## WHAT TO DO
Give the data below again exactly as it stands. Omit the pictures.

----- DATA PROVIDED

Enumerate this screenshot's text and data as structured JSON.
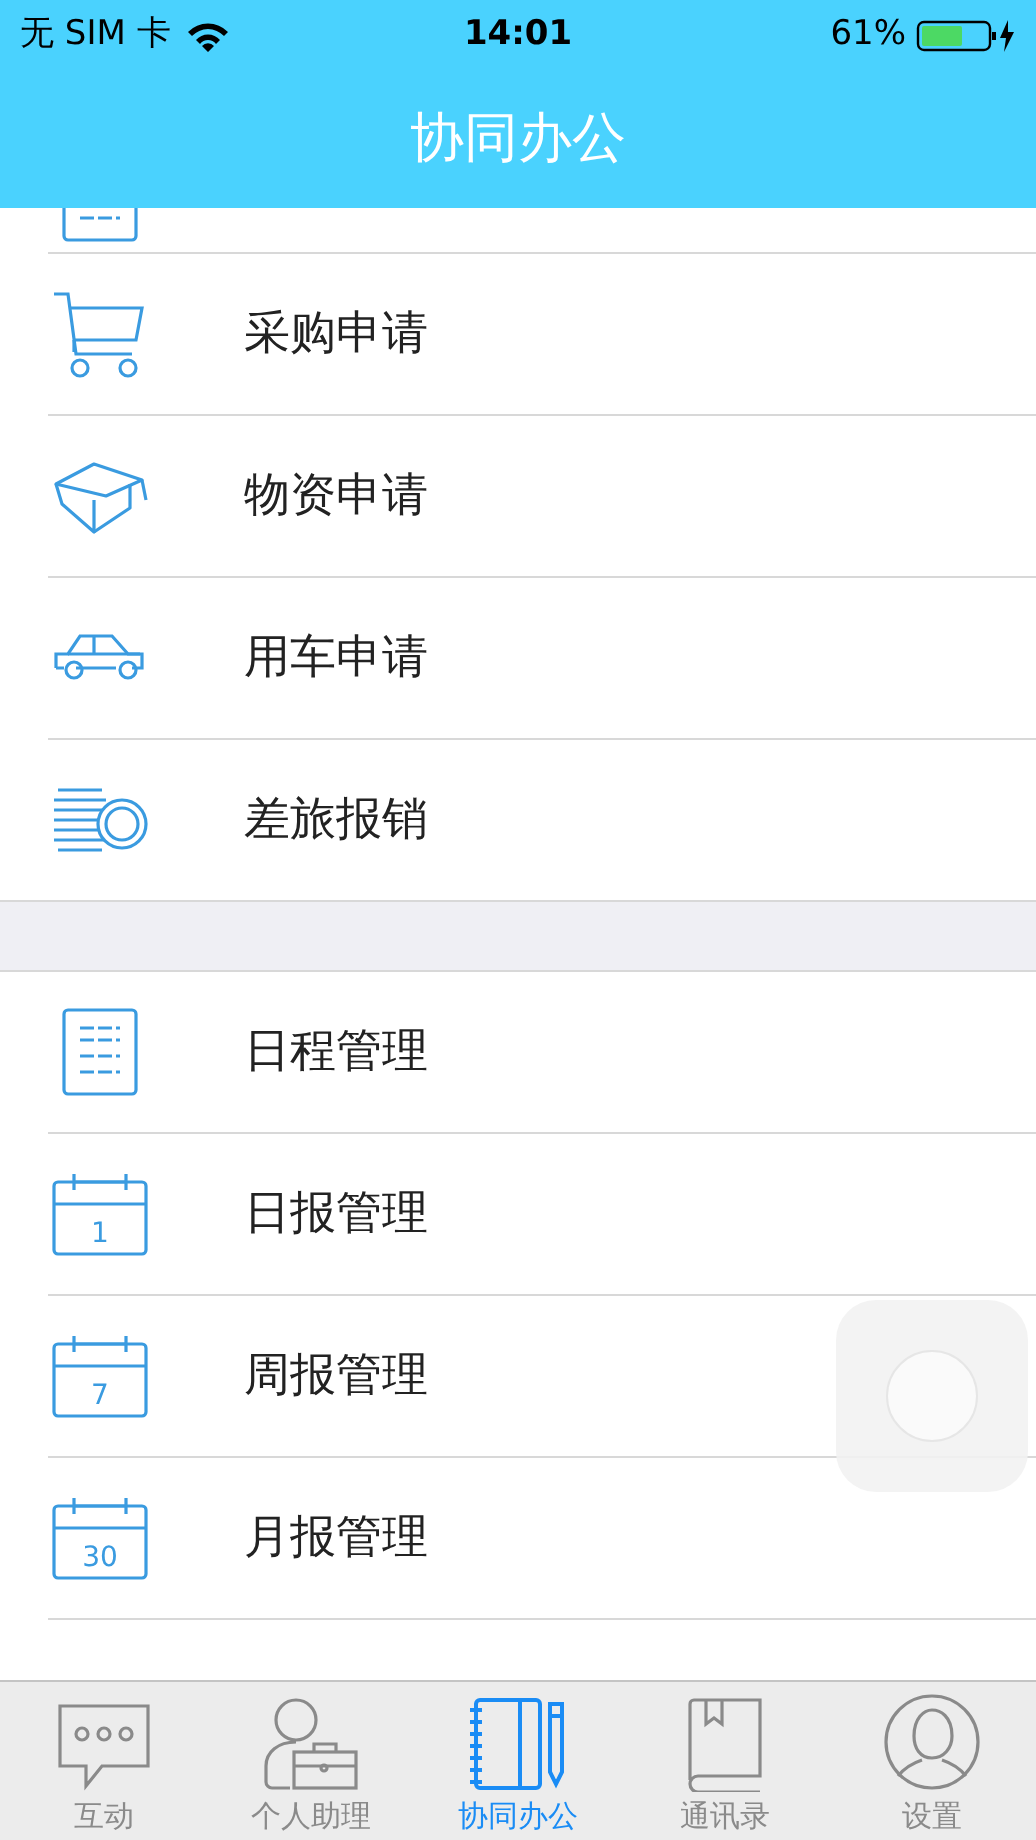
{
  "status_bar": {
    "carrier": "无 SIM 卡",
    "time": "14:01",
    "battery": "61%"
  },
  "header": {
    "title": "协同办公"
  },
  "clipped_item": {
    "kind": "list"
  },
  "groups": [
    {
      "items": [
        {
          "label": "采购申请",
          "kind": "cart"
        },
        {
          "label": "物资申请",
          "kind": "box"
        },
        {
          "label": "用车申请",
          "kind": "car"
        },
        {
          "label": "差旅报销",
          "kind": "coins"
        }
      ]
    },
    {
      "items": [
        {
          "label": "日程管理",
          "kind": "list"
        },
        {
          "label": "日报管理",
          "kind": "calendar",
          "day": "1"
        },
        {
          "label": "周报管理",
          "kind": "calendar",
          "day": "7"
        },
        {
          "label": "月报管理",
          "kind": "calendar",
          "day": "30"
        }
      ]
    }
  ],
  "tabs": [
    {
      "label": "互动",
      "kind": "chat",
      "selected": false
    },
    {
      "label": "个人助理",
      "kind": "assistant",
      "selected": false
    },
    {
      "label": "协同办公",
      "kind": "notebook",
      "selected": true
    },
    {
      "label": "通讯录",
      "kind": "book",
      "selected": false
    },
    {
      "label": "设置",
      "kind": "avatar",
      "selected": false
    }
  ]
}
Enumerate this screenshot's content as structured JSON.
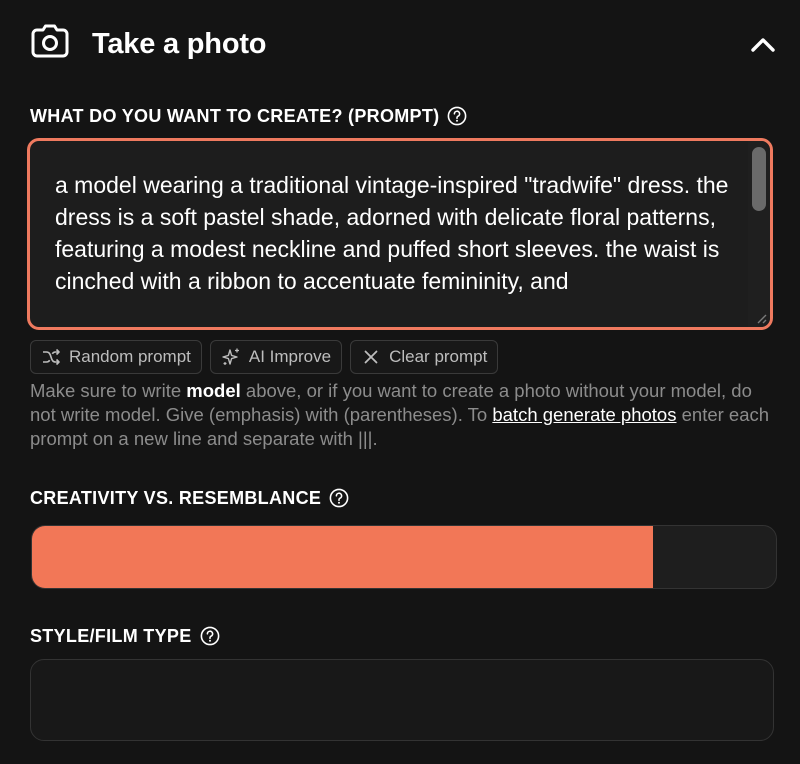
{
  "header": {
    "title": "Take a photo",
    "icon": "camera-icon",
    "collapse_icon": "chevron-up-icon"
  },
  "prompt": {
    "label": "WHAT DO YOU WANT TO CREATE? (PROMPT)",
    "value": "a model wearing a traditional vintage-inspired \"tradwife\" dress. the dress is a soft pastel shade, adorned with delicate floral patterns, featuring a modest neckline and puffed short sleeves. the waist is cinched with a ribbon to accentuate femininity, and",
    "accent_color": "#ef7a5f"
  },
  "actions": {
    "random_label": "Random prompt",
    "improve_label": "AI Improve",
    "clear_label": "Clear prompt"
  },
  "help": {
    "part1": "Make sure to write ",
    "emphasis": "model",
    "part2": " above, or if you want to create a photo without your model, do not write model. Give (emphasis) with (parentheses). To ",
    "link": "batch generate photos",
    "part3": " enter each prompt on a new line and separate with |||."
  },
  "creativity": {
    "label": "CREATIVITY VS. RESEMBLANCE",
    "fill_fraction": 0.835,
    "fill_color": "#f27757"
  },
  "style": {
    "label": "STYLE/FILM TYPE",
    "value": ""
  }
}
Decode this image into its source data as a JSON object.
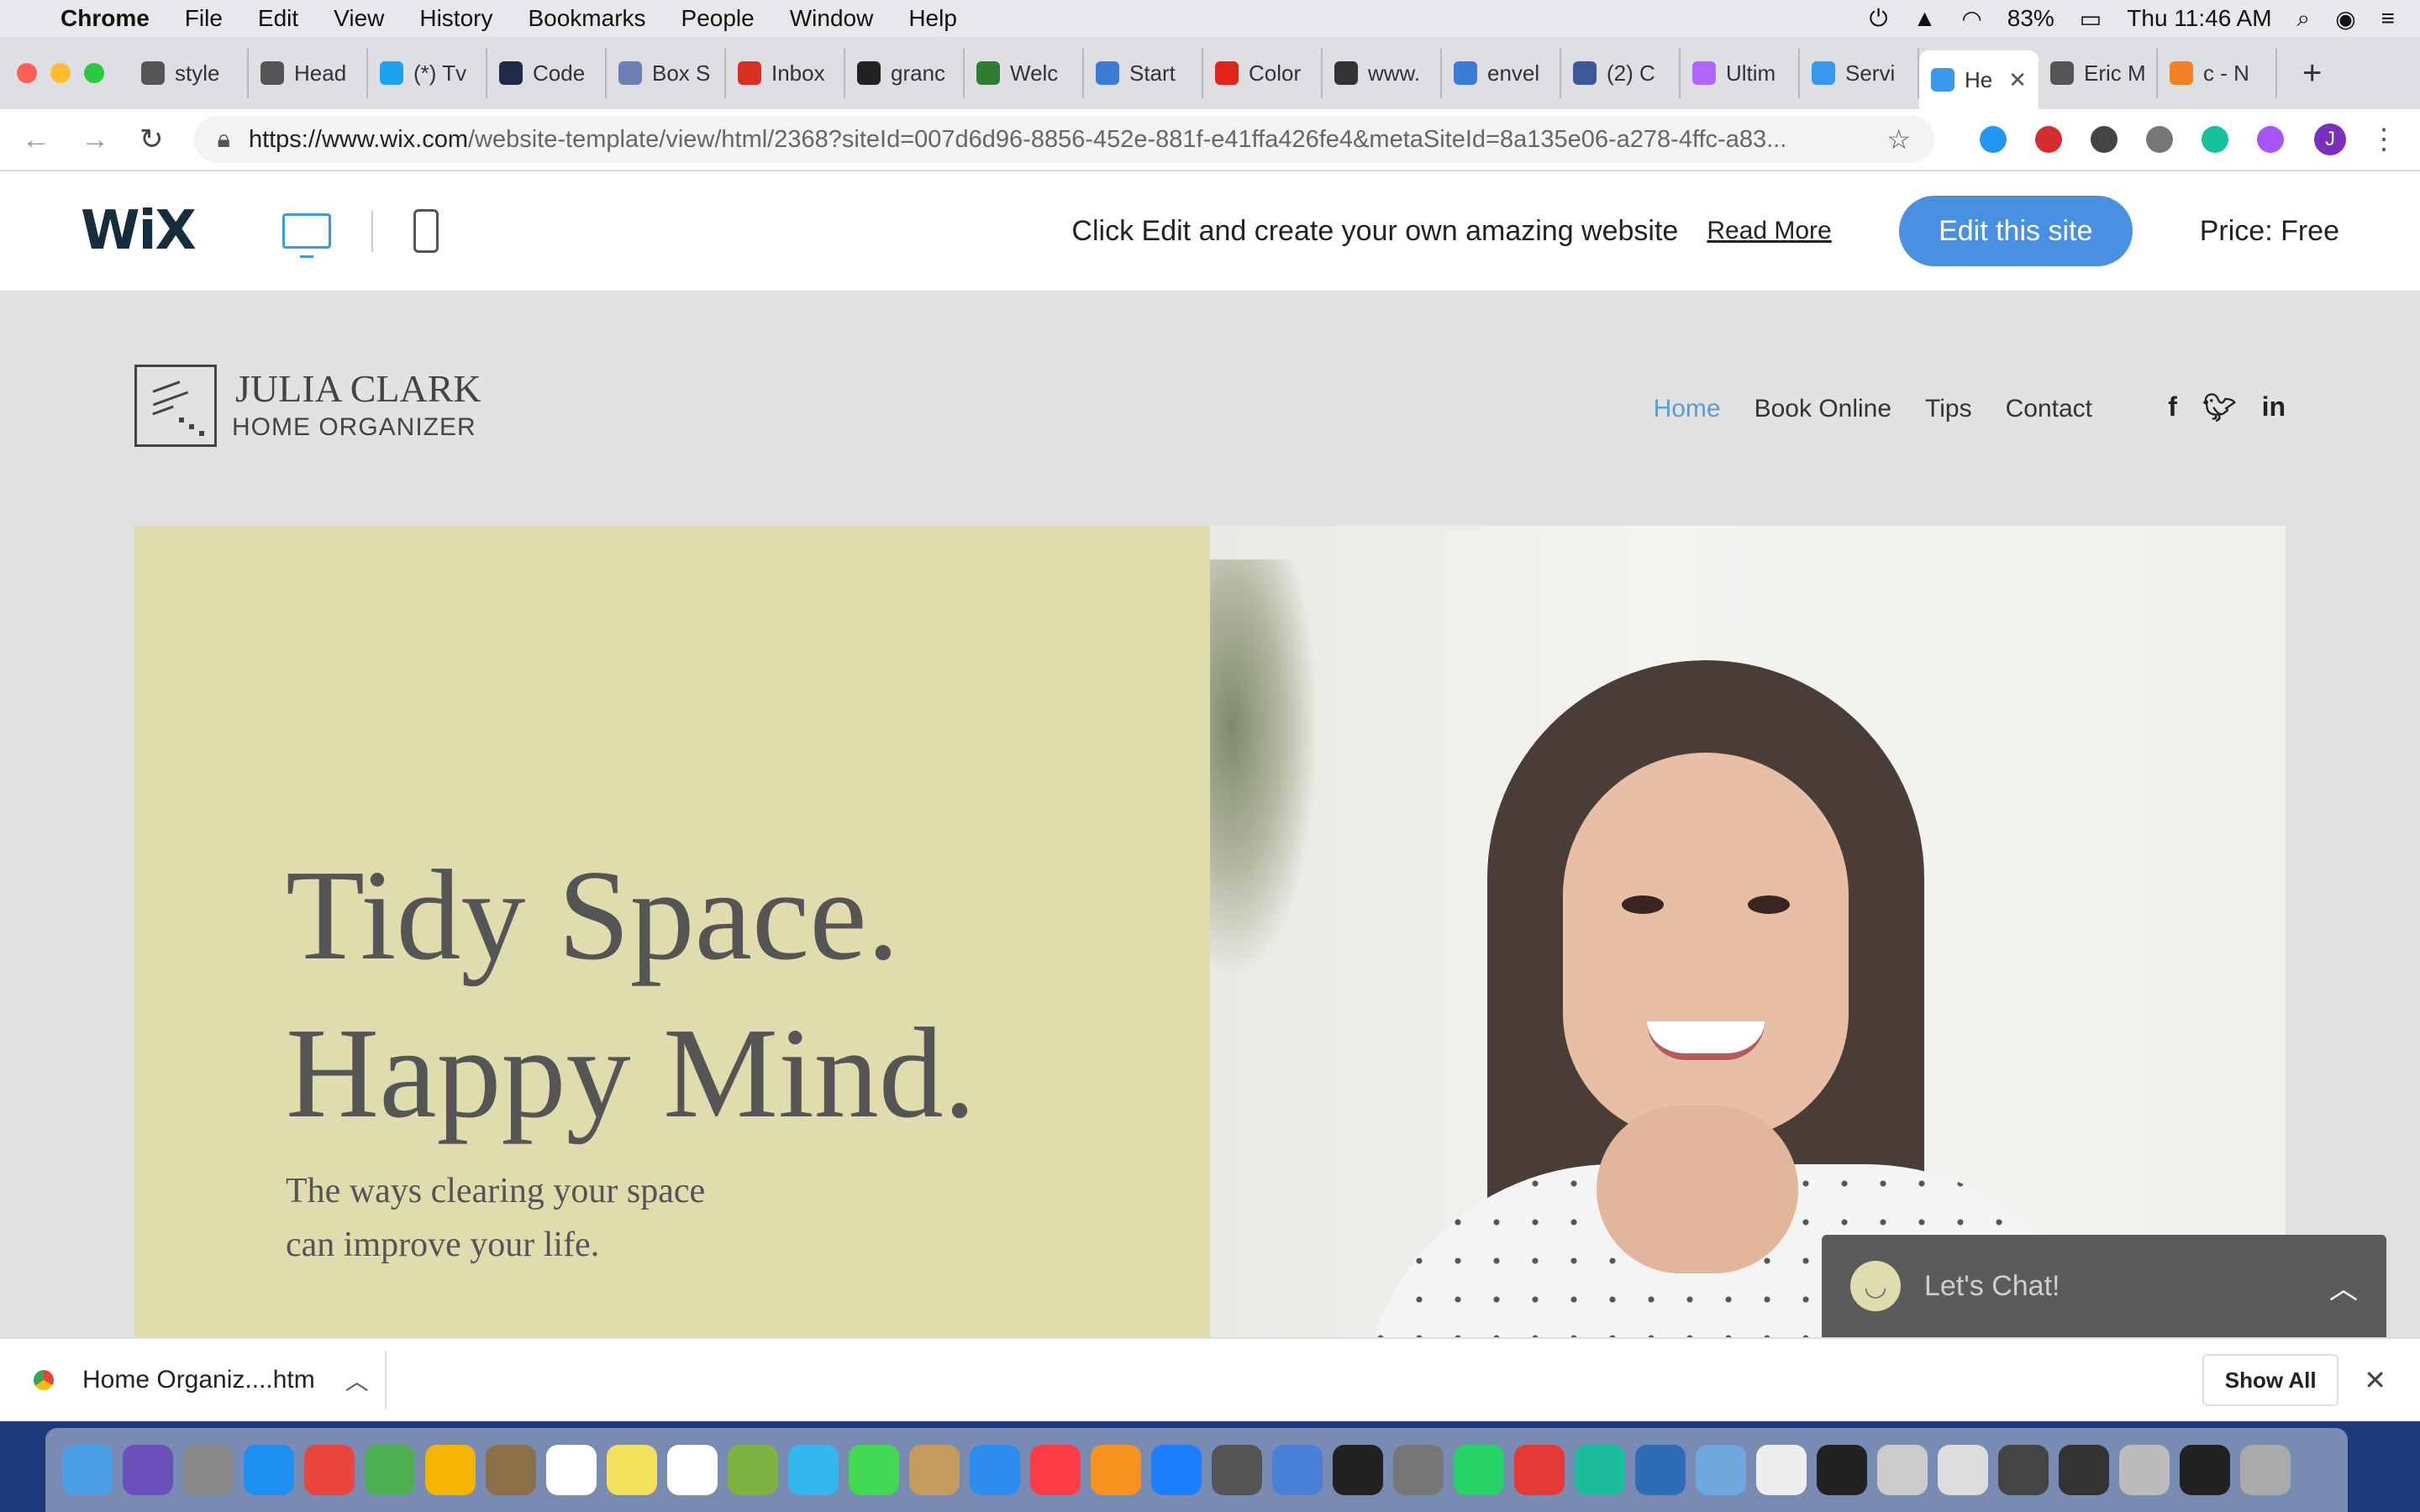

----------

## THE ANSWER
Enumerate this screenshot's text and data as structured JSON.
{
  "status_bar": {
    "carrier": "无 SIM 卡",
    "time": "14:01",
    "battery": "61%"
  },
  "header": {
    "title": "协同办公"
  },
  "clipped_item": {
    "kind": "list"
  },
  "groups": [
    {
      "items": [
        {
          "label": "采购申请",
          "kind": "cart"
        },
        {
          "label": "物资申请",
          "kind": "box"
        },
        {
          "label": "用车申请",
          "kind": "car"
        },
        {
          "label": "差旅报销",
          "kind": "coins"
        }
      ]
    },
    {
      "items": [
        {
          "label": "日程管理",
          "kind": "list"
        },
        {
          "label": "日报管理",
          "kind": "calendar",
          "day": "1"
        },
        {
          "label": "周报管理",
          "kind": "calendar",
          "day": "7"
        },
        {
          "label": "月报管理",
          "kind": "calendar",
          "day": "30"
        }
      ]
    }
  ],
  "tabs": [
    {
      "label": "互动",
      "kind": "chat",
      "selected": false
    },
    {
      "label": "个人助理",
      "kind": "assistant",
      "selected": false
    },
    {
      "label": "协同办公",
      "kind": "notebook",
      "selected": true
    },
    {
      "label": "通讯录",
      "kind": "book",
      "selected": false
    },
    {
      "label": "设置",
      "kind": "avatar",
      "selected": false
    }
  ]
}
Enumerate this screenshot's content as structured JSON.
{
  "header": {
    "title": "Take a photo",
    "icon": "camera-icon",
    "collapse_icon": "chevron-up-icon"
  },
  "prompt": {
    "label": "WHAT DO YOU WANT TO CREATE? (PROMPT)",
    "value": "a model wearing a traditional vintage-inspired \"tradwife\" dress. the dress is a soft pastel shade, adorned with delicate floral patterns, featuring a modest neckline and puffed short sleeves. the waist is cinched with a ribbon to accentuate femininity, and",
    "accent_color": "#ef7a5f"
  },
  "actions": {
    "random_label": "Random prompt",
    "improve_label": "AI Improve",
    "clear_label": "Clear prompt"
  },
  "help": {
    "part1": "Make sure to write ",
    "emphasis": "model",
    "part2": " above, or if you want to create a photo without your model, do not write model. Give (emphasis) with (parentheses). To ",
    "link": "batch generate photos",
    "part3": " enter each prompt on a new line and separate with |||."
  },
  "creativity": {
    "label": "CREATIVITY VS. RESEMBLANCE",
    "fill_fraction": 0.835,
    "fill_color": "#f27757"
  },
  "style": {
    "label": "STYLE/FILM TYPE",
    "value": ""
  }
}
Decode this image into its source data as a JSON object.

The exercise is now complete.